**WRITTEN INSTRUCTION**:
Reproduce the stretch of the entries below from the line containing "shrink-font-icon[interactable]: A (477, 101, 499, 122)" through the line containing "bullets-icon[interactable] (577, 101, 602, 124)", putting "clickable" wherever "interactable" appears and keeping everything else the same. Give only those lines.
#### EXTRACTED DATA ####
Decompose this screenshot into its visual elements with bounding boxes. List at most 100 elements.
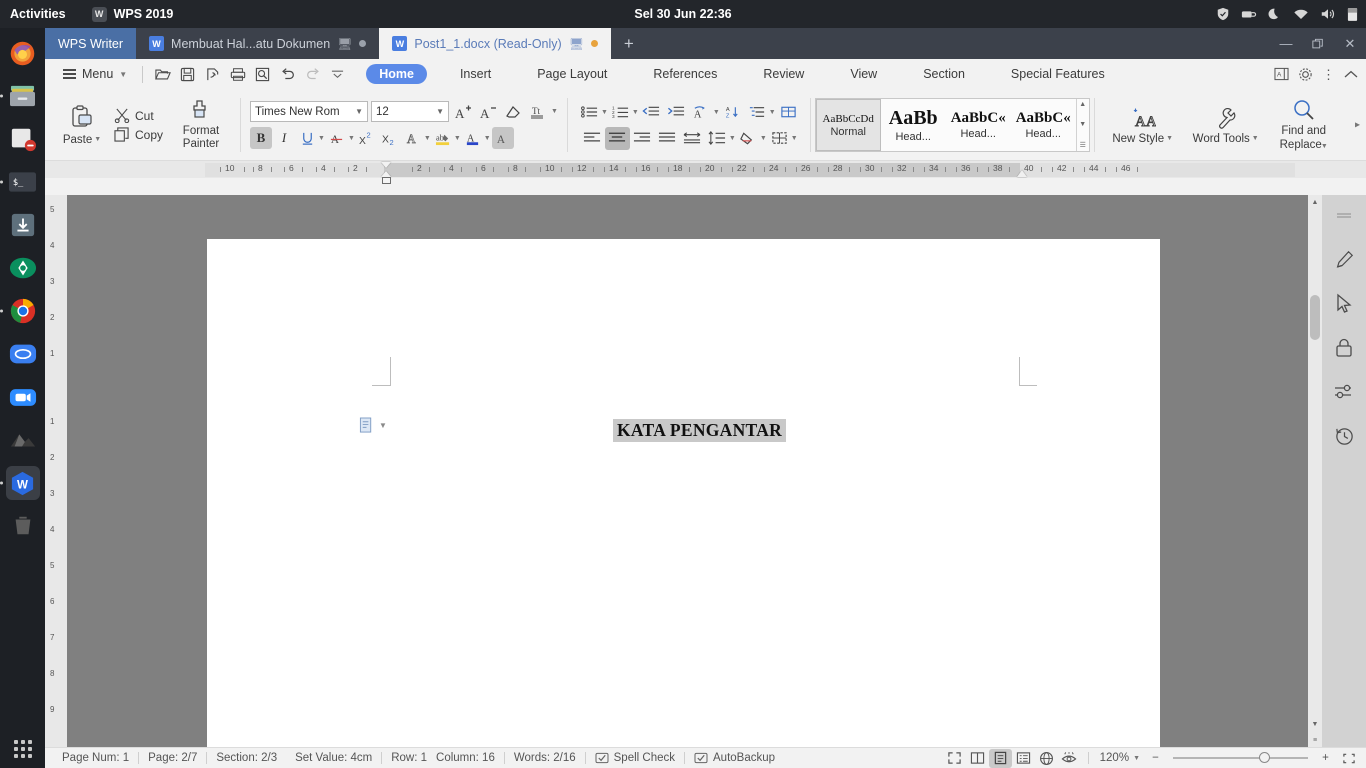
shrink-font-icon[interactable]: A (477, 101, 499, 122)
line-spacing-icon[interactable] (705, 127, 730, 150)
chevron-down-icon[interactable]: ▼ (713, 109, 720, 116)
bold-button[interactable]: B (250, 127, 273, 149)
phonetic-guide-icon[interactable]: Tt (527, 101, 549, 122)
status-row[interactable]: Row: 1 (382, 752, 436, 764)
print-layout-icon[interactable] (988, 748, 1012, 768)
open-icon[interactable] (150, 62, 175, 86)
distributed-icon[interactable] (680, 127, 705, 150)
dock-item-files[interactable] (0, 79, 40, 113)
align-left-icon[interactable] (580, 127, 605, 150)
full-screen-icon[interactable] (943, 749, 966, 768)
dock-item-inkscape[interactable] (6, 423, 40, 457)
status-column[interactable]: Column: 16 (436, 752, 504, 764)
subscript-button[interactable]: X2 (379, 127, 401, 149)
chevron-down-icon[interactable]: ▼ (484, 135, 491, 142)
asian-layout-icon[interactable]: A (689, 101, 714, 124)
tab-wps-writer[interactable]: WPS Writer (45, 28, 137, 59)
bullets-icon[interactable] (577, 101, 602, 124)
right-indent-marker[interactable] (1017, 170, 1027, 177)
dock-item-photo-app[interactable] (6, 251, 40, 285)
tab-special-features[interactable]: Special Features (998, 64, 1118, 84)
clock[interactable]: Sel 30 Jun 22:36 (0, 7, 1366, 21)
superscript-button[interactable]: X2 (356, 127, 378, 149)
scroll-up-icon[interactable]: ▲ (1308, 195, 1322, 209)
menu-button[interactable]: Menu ▼ (55, 67, 135, 81)
increase-indent-icon[interactable] (664, 101, 689, 124)
format-painter-button[interactable]: Format Painter (171, 99, 231, 151)
style-heading-1[interactable]: AaBb Head... (881, 99, 946, 151)
align-right-icon[interactable] (630, 127, 655, 150)
chevron-down-icon[interactable]: ▼ (791, 135, 798, 142)
spell-check-button[interactable]: Spell Check (586, 752, 684, 764)
first-line-indent-marker[interactable] (381, 162, 391, 168)
character-shading-button[interactable]: A (491, 127, 514, 149)
zoom-in-button[interactable]: + (1314, 749, 1337, 768)
chevron-down-icon[interactable]: ▼ (551, 108, 558, 115)
scrollbar-thumb[interactable] (1310, 295, 1320, 340)
clear-format-icon[interactable] (502, 101, 524, 122)
text-effects-button[interactable]: A (402, 127, 424, 149)
chevron-down-icon[interactable]: ▼ (729, 135, 736, 142)
settings-sliders-icon[interactable] (1331, 379, 1357, 405)
dock-item-messenger[interactable] (6, 337, 40, 371)
style-normal[interactable]: AaBbCcDd Normal (815, 99, 881, 151)
chevron-down-icon[interactable]: ▼ (424, 135, 431, 142)
fit-page-icon[interactable] (1337, 749, 1360, 768)
strikethrough-button[interactable]: A (326, 127, 348, 149)
dock-item-terminal[interactable]: $_ (0, 165, 40, 199)
font-size-input[interactable]: 12 ▼ (371, 101, 450, 122)
expand-gallery-icon[interactable]: ☰ (1080, 141, 1086, 149)
chevron-down-icon[interactable]: ▼ (601, 109, 608, 116)
scroll-down-icon[interactable]: ▼ (1079, 121, 1086, 128)
undo-icon[interactable] (275, 62, 300, 86)
two-page-icon[interactable] (966, 749, 989, 768)
horizontal-ruler[interactable]: 10 8 6 4 2 2 4 6 8 10 12 14 16 18 20 22 … (45, 161, 1366, 184)
tab-page-layout[interactable]: Page Layout (524, 64, 620, 84)
ribbon-overflow-icon[interactable]: ▸ (1355, 119, 1360, 130)
shading-icon[interactable] (736, 127, 761, 150)
more-options-icon[interactable]: ⋮ (1322, 68, 1335, 81)
left-indent-marker[interactable] (382, 177, 391, 184)
system-tray[interactable] (1216, 7, 1358, 22)
lock-icon[interactable] (1331, 335, 1357, 361)
chevron-down-icon[interactable]: ▼ (760, 135, 767, 142)
print-icon[interactable] (225, 62, 250, 86)
customize-qat-icon[interactable] (325, 62, 350, 86)
tab-post1-docx[interactable]: W Post1_1.docx (Read-Only) 🖥 (379, 28, 611, 59)
font-color-button[interactable]: A (462, 127, 484, 149)
collapse-handle-icon[interactable] (1331, 203, 1357, 229)
save-as-icon[interactable] (200, 62, 225, 86)
status-page[interactable]: Page: 2/7 (139, 752, 206, 764)
decrease-indent-icon[interactable] (639, 101, 664, 124)
sort-icon[interactable]: AZ (720, 101, 745, 124)
document-heading-text[interactable]: KATA PENGANTAR (613, 419, 787, 442)
eye-protection-icon[interactable] (1058, 749, 1081, 768)
show-applications-button[interactable] (13, 740, 32, 758)
tab-membuat-halaman[interactable]: W Membuat Hal...atu Dokumen 🖥 (136, 28, 379, 59)
status-section[interactable]: Section: 2/3 (207, 752, 286, 764)
style-gallery-scroll[interactable]: ▲ ▼ ☰ (1075, 99, 1089, 151)
show-marks-icon[interactable] (776, 101, 801, 124)
status-set-value[interactable]: Set Value: 4cm (286, 752, 381, 764)
save-icon[interactable] (175, 62, 200, 86)
select-cursor-icon[interactable] (1331, 291, 1357, 317)
web-layout-icon[interactable] (1035, 749, 1058, 768)
chevron-down-icon[interactable]: ▼ (318, 135, 325, 142)
tab-insert[interactable]: Insert (447, 64, 504, 84)
settings-gear-icon[interactable] (1298, 67, 1313, 82)
copy-button[interactable]: Copy (114, 127, 163, 142)
underline-button[interactable] (296, 127, 318, 149)
vertical-ruler[interactable]: 5 4 3 2 1 1 2 3 4 5 6 7 8 9 (45, 195, 67, 747)
minimize-button[interactable]: — (1270, 28, 1302, 59)
dock-item-zoom-video[interactable] (6, 380, 40, 414)
zoom-slider-knob[interactable] (1259, 752, 1270, 764)
align-center-icon[interactable] (604, 126, 630, 150)
highlight-color-button[interactable]: ab (432, 127, 454, 149)
dock[interactable]: $_ W (0, 28, 45, 768)
history-clock-icon[interactable] (1331, 423, 1357, 449)
ruler-track[interactable]: 10 8 6 4 2 2 4 6 8 10 12 14 16 18 20 22 … (205, 162, 1295, 184)
cut-button[interactable]: Cut (114, 108, 163, 123)
style-heading-2[interactable]: AaBbC« Head... (946, 99, 1011, 151)
chevron-down-icon[interactable]: ▼ (769, 109, 776, 116)
tab-modified-dot[interactable] (590, 40, 598, 47)
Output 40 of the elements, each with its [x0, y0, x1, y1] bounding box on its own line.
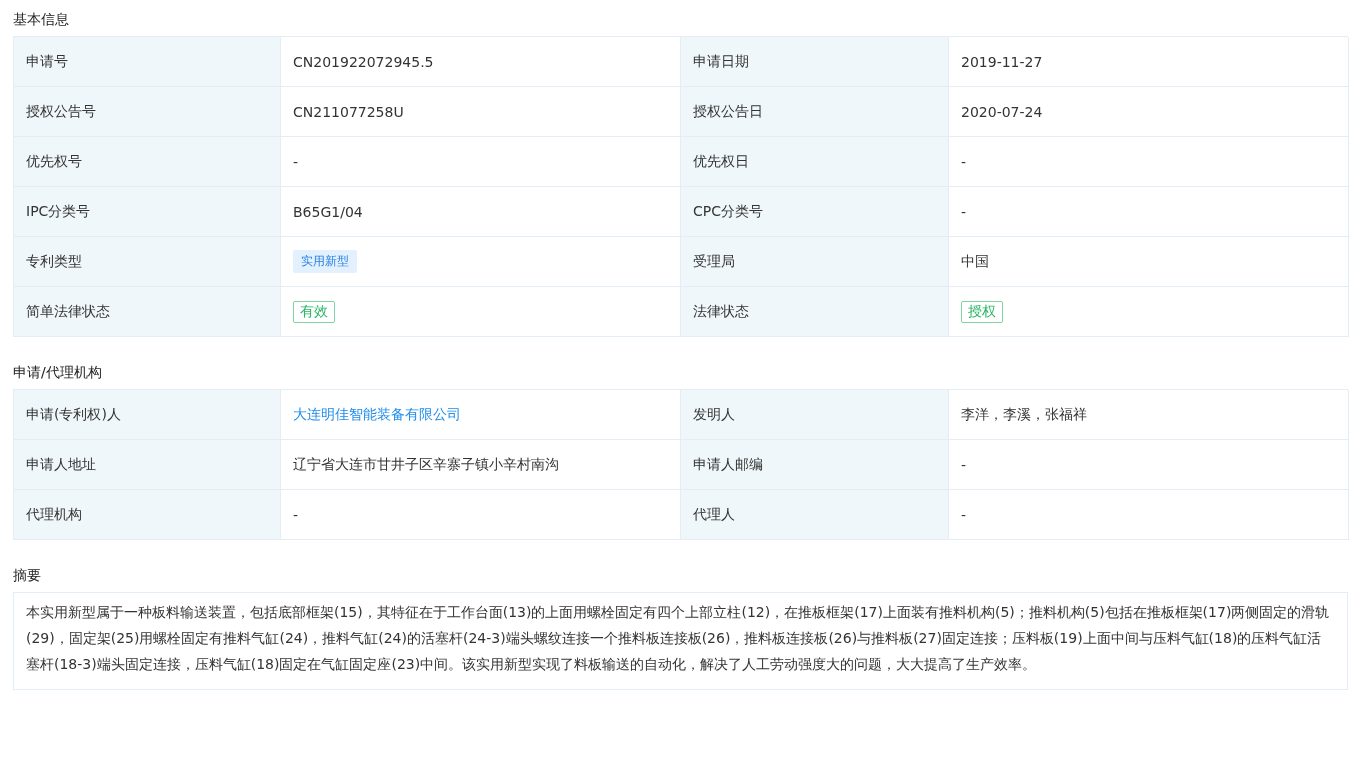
value-text: -	[961, 506, 967, 523]
value-text: CN211077258U	[293, 103, 404, 120]
label-cell: 申请日期	[681, 37, 949, 87]
value-text: 2020-07-24	[961, 103, 1043, 120]
label-cell: IPC分类号	[14, 187, 281, 237]
label-cell: 申请号	[14, 37, 281, 87]
value-text: -	[293, 506, 299, 523]
label-cell: 优先权日	[681, 137, 949, 187]
label-cell: 简单法律状态	[14, 287, 281, 337]
label-cell: 受理局	[681, 237, 949, 287]
label-cell: 优先权号	[14, 137, 281, 187]
value-text: 辽宁省大连市甘井子区辛寨子镇小辛村南沟	[293, 455, 559, 474]
label-cell: 代理机构	[14, 490, 281, 540]
label-cell: 申请人邮编	[681, 440, 949, 490]
label-cell: 授权公告号	[14, 87, 281, 137]
value-text: -	[961, 153, 967, 170]
status-tag: 授权	[961, 300, 1003, 323]
applicant-link[interactable]: 大连明佳智能装备有限公司	[293, 405, 461, 424]
value-text: B65G1/04	[293, 203, 363, 220]
abstract-text: 本实用新型属于一种板料输送装置，包括底部框架(15)，其特征在于工作台面(13)的上面用螺栓固定有四个上部立柱(12)，在推板框架(17)上面装有推料机构(5)；推料机构(5)包括在推板框架(17)两侧固定的滑轨(29)，固定架(25)用螺栓固定有推料气缸(24)，推料气缸(24)的活塞杆(24-3)端头螺纹连接一个推料板连接板(26)，推料板连接板(26)与推料板(27)固定连接；压料板(19)上面中间与压料气缸(18)的压料气缸活塞杆(18-3)端头固定连接，压料气缸(18)固定在气缸固定座(23)中间。该实用新型实现了料板输送的自动化，解决了人工劳动强度大的问题，大大提高了生产效率。	[26, 603, 1331, 674]
patent-type-tag: 实用新型	[293, 250, 357, 273]
label-cell: 代理人	[681, 490, 949, 540]
label-cell: 发明人	[681, 390, 949, 440]
label-cell: CPC分类号	[681, 187, 949, 237]
value-text: -	[961, 456, 967, 473]
section-title: 基本信息	[13, 10, 70, 29]
section-title: 摘要	[13, 566, 42, 585]
value-text: -	[293, 153, 299, 170]
value-text: 李洋，李溪，张福祥	[961, 405, 1087, 424]
label-cell: 法律状态	[681, 287, 949, 337]
value-text: -	[961, 203, 967, 220]
label-cell: 申请人地址	[14, 440, 281, 490]
label-cell: 专利类型	[14, 237, 281, 287]
value-text: CN201922072945.5	[293, 53, 434, 70]
section-title: 申请/代理机构	[13, 363, 103, 382]
value-text: 2019-11-27	[961, 53, 1043, 70]
label-cell: 申请(专利权)人	[14, 390, 281, 440]
value-text: 中国	[961, 252, 989, 271]
label-cell: 授权公告日	[681, 87, 949, 137]
status-tag: 有效	[293, 300, 335, 323]
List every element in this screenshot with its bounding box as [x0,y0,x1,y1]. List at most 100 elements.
####
**FINISHED ANSWER**:
shrink-font-icon[clickable]: A (477, 101, 499, 122)
line-spacing-icon[clickable] (705, 127, 730, 150)
chevron-down-icon[clickable]: ▼ (713, 109, 720, 116)
bold-button[clickable]: B (250, 127, 273, 149)
phonetic-guide-icon[clickable]: Tt (527, 101, 549, 122)
status-row[clickable]: Row: 1 (382, 752, 436, 764)
print-layout-icon[clickable] (988, 748, 1012, 768)
open-icon[clickable] (150, 62, 175, 86)
distributed-icon[clickable] (680, 127, 705, 150)
dock-item-files[clickable] (0, 79, 40, 113)
align-left-icon[clickable] (580, 127, 605, 150)
full-screen-icon[clickable] (943, 749, 966, 768)
dock-item-inkscape[clickable] (6, 423, 40, 457)
status-column[clickable]: Column: 16 (436, 752, 504, 764)
subscript-button[clickable]: X2 (379, 127, 401, 149)
chevron-down-icon[clickable]: ▼ (484, 135, 491, 142)
asian-layout-icon[clickable]: A (689, 101, 714, 124)
tab-wps-writer[clickable]: WPS Writer (45, 28, 137, 59)
bullets-icon[clickable] (577, 101, 602, 124)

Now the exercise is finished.